[Excerpts from a figure dataset]
##############################

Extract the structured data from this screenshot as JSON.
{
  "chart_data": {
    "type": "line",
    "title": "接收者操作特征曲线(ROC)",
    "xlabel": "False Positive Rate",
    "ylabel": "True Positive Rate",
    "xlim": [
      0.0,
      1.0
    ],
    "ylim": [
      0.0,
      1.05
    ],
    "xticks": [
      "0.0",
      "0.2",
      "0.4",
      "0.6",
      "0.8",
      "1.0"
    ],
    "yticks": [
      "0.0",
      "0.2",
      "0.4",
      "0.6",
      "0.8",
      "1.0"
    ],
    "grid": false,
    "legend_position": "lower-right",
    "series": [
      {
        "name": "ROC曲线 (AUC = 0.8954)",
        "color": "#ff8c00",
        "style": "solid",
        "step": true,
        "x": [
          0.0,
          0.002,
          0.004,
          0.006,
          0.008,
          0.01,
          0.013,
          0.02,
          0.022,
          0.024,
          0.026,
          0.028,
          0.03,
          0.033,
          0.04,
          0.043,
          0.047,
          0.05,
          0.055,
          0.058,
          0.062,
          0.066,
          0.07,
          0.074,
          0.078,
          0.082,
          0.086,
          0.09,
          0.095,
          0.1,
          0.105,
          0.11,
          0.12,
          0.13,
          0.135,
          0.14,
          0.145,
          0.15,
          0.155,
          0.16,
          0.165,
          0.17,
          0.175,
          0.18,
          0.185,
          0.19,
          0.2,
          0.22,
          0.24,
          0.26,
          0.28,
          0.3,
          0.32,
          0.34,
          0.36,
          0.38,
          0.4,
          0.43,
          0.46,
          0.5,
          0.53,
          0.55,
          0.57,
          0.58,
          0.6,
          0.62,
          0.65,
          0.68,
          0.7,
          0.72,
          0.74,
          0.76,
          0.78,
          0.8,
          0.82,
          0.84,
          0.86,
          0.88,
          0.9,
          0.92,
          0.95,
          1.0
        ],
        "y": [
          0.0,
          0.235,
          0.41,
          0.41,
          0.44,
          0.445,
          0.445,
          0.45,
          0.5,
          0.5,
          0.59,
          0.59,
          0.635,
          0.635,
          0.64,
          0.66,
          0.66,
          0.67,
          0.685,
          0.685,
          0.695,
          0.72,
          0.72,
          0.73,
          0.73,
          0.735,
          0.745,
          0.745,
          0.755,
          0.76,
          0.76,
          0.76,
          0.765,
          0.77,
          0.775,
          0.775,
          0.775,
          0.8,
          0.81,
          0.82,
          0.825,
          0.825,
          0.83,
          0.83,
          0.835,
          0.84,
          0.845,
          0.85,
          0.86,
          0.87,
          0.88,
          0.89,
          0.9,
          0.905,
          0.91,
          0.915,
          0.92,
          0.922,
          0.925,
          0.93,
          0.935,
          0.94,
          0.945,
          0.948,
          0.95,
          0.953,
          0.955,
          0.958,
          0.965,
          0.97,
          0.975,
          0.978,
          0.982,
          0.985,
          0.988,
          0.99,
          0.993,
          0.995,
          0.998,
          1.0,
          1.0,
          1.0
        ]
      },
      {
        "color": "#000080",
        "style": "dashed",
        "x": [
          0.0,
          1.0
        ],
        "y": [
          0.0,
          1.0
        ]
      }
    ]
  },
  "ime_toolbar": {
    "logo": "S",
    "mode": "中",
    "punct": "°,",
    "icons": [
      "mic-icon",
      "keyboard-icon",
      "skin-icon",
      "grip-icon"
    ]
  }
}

##############################

_TASK GOAL:_ Search the preceding listing for "Positive" and extract every line where it is found.

_FINAL ANSWER:_
    "xlabel": "False Positive Rate",
    "ylabel": "True Positive Rate",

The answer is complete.